» **WHAT THIS TASK INVOLVES**
Tally how many lines of these entries hold the string "from". Return the number alone.

** Begin DATA FOR PROCESSING **

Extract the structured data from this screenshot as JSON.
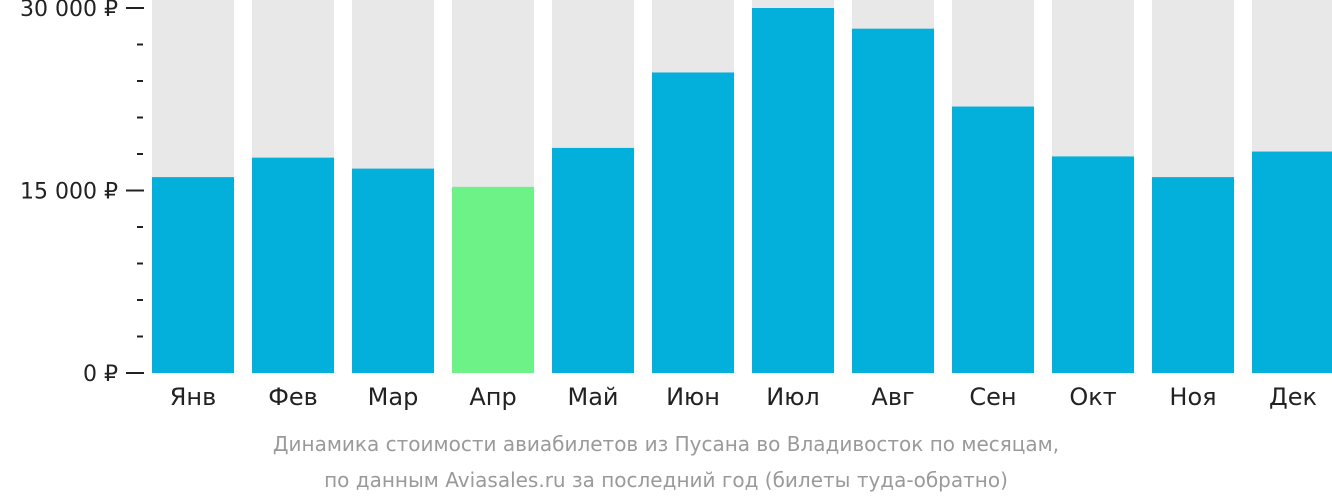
{
  "chart_data": {
    "type": "bar",
    "categories": [
      "Янв",
      "Фев",
      "Мар",
      "Апр",
      "Май",
      "Июн",
      "Июл",
      "Авг",
      "Сен",
      "Окт",
      "Ноя",
      "Дек"
    ],
    "values": [
      16100,
      17700,
      16800,
      15300,
      18500,
      24700,
      30000,
      28300,
      21900,
      17800,
      16100,
      18200
    ],
    "highlight_index": 3,
    "ylim": [
      0,
      30000
    ],
    "yticks": [
      {
        "value": 30000,
        "label": "30 000 ₽"
      },
      {
        "value": 15000,
        "label": "15 000 ₽"
      },
      {
        "value": 0,
        "label": "0 ₽"
      }
    ],
    "minor_yticks": [
      3000,
      6000,
      9000,
      12000,
      18000,
      21000,
      24000,
      27000
    ],
    "colors": {
      "bar": "#02b0db",
      "highlight": "#6cf287",
      "background_column": "#e8e8e8",
      "axis": "#222222"
    },
    "caption_lines": [
      "Динамика стоимости авиабилетов из Пусана во Владивосток по месяцам,",
      "по данным Aviasales.ru за последний год (билеты туда-обратно)"
    ]
  }
}
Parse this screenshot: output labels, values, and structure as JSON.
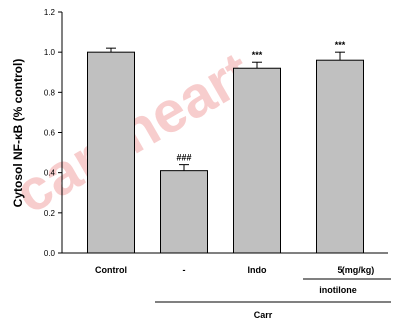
{
  "chart_data": {
    "type": "bar",
    "ylabel": "Cytosol NF-κB (% control)",
    "ylim": [
      0,
      1.2
    ],
    "yticks": [
      "0.0",
      "0.2",
      "0.4",
      "0.6",
      "0.8",
      "1.0",
      "1.2"
    ],
    "categories": [
      "Control",
      "-",
      "Indo",
      "5"
    ],
    "values": [
      1.0,
      0.41,
      0.92,
      0.96
    ],
    "errors": [
      0.02,
      0.03,
      0.03,
      0.04
    ],
    "significance": [
      "",
      "###",
      "***",
      "***"
    ],
    "unit_label": "(mg/kg)",
    "group_labels": {
      "inotilone": "inotilone",
      "carr": "Carr"
    },
    "bar_color": "#c0c0c0",
    "grid": false,
    "legend": "none"
  },
  "watermark": {
    "text": "careheart",
    "color": "#f2a6a6"
  }
}
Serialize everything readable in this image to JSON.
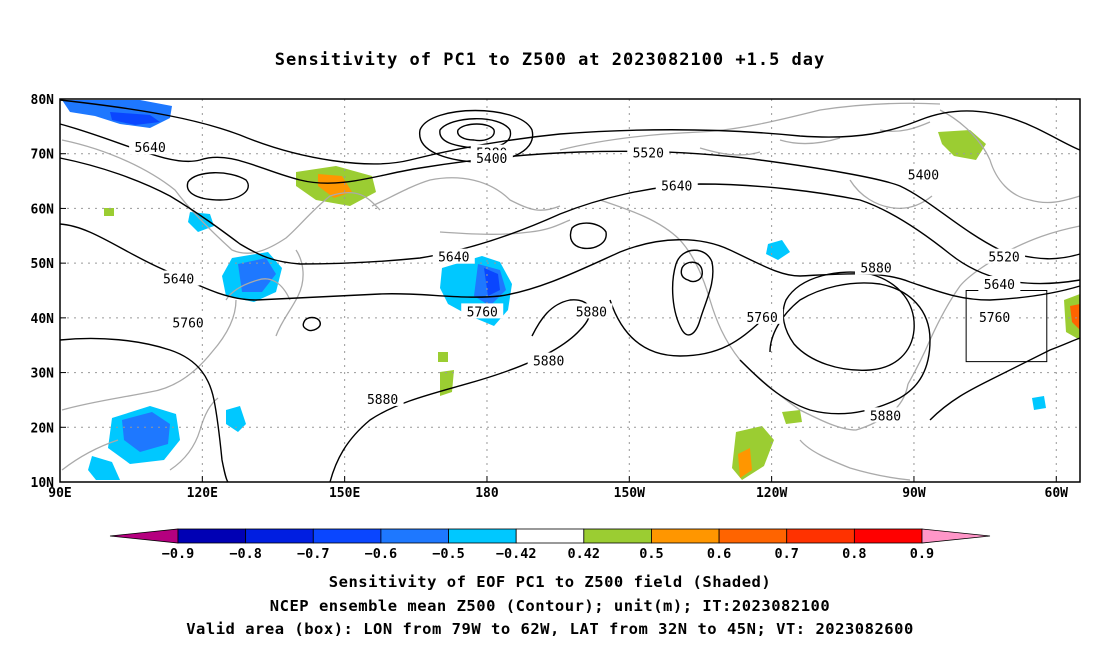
{
  "title": "Sensitivity of PC1 to Z500 at 2023082100 +1.5 day",
  "lat_labels": [
    "80N",
    "70N",
    "60N",
    "50N",
    "40N",
    "30N",
    "20N",
    "10N"
  ],
  "lon_labels": [
    "90E",
    "120E",
    "150E",
    "180",
    "150W",
    "120W",
    "90W",
    "60W"
  ],
  "map_extent": {
    "lon_west": 90,
    "lon_east": 305,
    "lat_south": 10,
    "lat_north": 80
  },
  "grid": true,
  "contour_labels": [
    {
      "text": "5640",
      "lon": 109,
      "lat": 71
    },
    {
      "text": "5280",
      "lon": 181,
      "lat": 70
    },
    {
      "text": "5400",
      "lon": 181,
      "lat": 69
    },
    {
      "text": "5520",
      "lon": 214,
      "lat": 70
    },
    {
      "text": "5640",
      "lon": 220,
      "lat": 64
    },
    {
      "text": "5400",
      "lon": 272,
      "lat": 66
    },
    {
      "text": "5640",
      "lon": 115,
      "lat": 47
    },
    {
      "text": "5640",
      "lon": 173,
      "lat": 51
    },
    {
      "text": "5760",
      "lon": 117,
      "lat": 39
    },
    {
      "text": "5760",
      "lon": 179,
      "lat": 41
    },
    {
      "text": "5880",
      "lon": 202,
      "lat": 41
    },
    {
      "text": "5760",
      "lon": 238,
      "lat": 40
    },
    {
      "text": "5880",
      "lon": 193,
      "lat": 32
    },
    {
      "text": "5880",
      "lon": 158,
      "lat": 25
    },
    {
      "text": "5880",
      "lon": 262,
      "lat": 49
    },
    {
      "text": "5520",
      "lon": 289,
      "lat": 51
    },
    {
      "text": "5640",
      "lon": 288,
      "lat": 46
    },
    {
      "text": "5760",
      "lon": 287,
      "lat": 40
    },
    {
      "text": "5880",
      "lon": 264,
      "lat": 22
    }
  ],
  "valid_box": {
    "lon_min": 281,
    "lon_max": 298,
    "lat_min": 32,
    "lat_max": 45
  },
  "colorbar": {
    "labels": [
      "-0.9",
      "-0.8",
      "-0.7",
      "-0.6",
      "-0.5",
      "-0.42",
      "0.42",
      "0.5",
      "0.6",
      "0.7",
      "0.8",
      "0.9"
    ],
    "colors": [
      "#b5007f",
      "#0000b4",
      "#001ee1",
      "#0a46ff",
      "#1e78ff",
      "#00c8ff",
      "#ffffff",
      "#9bcd32",
      "#ff9600",
      "#ff6400",
      "#ff3200",
      "#ff0000",
      "#ff96c8"
    ]
  },
  "captions": [
    "Sensitivity of EOF PC1 to Z500 field (Shaded)",
    "NCEP ensemble mean Z500 (Contour); unit(m); IT:2023082100",
    "Valid area (box): LON from 79W to 62W, LAT from 32N to 45N; VT: 2023082600"
  ]
}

** End DATA FOR PROCESSING **

» **ANSWER TO THIS PROBLEM**
2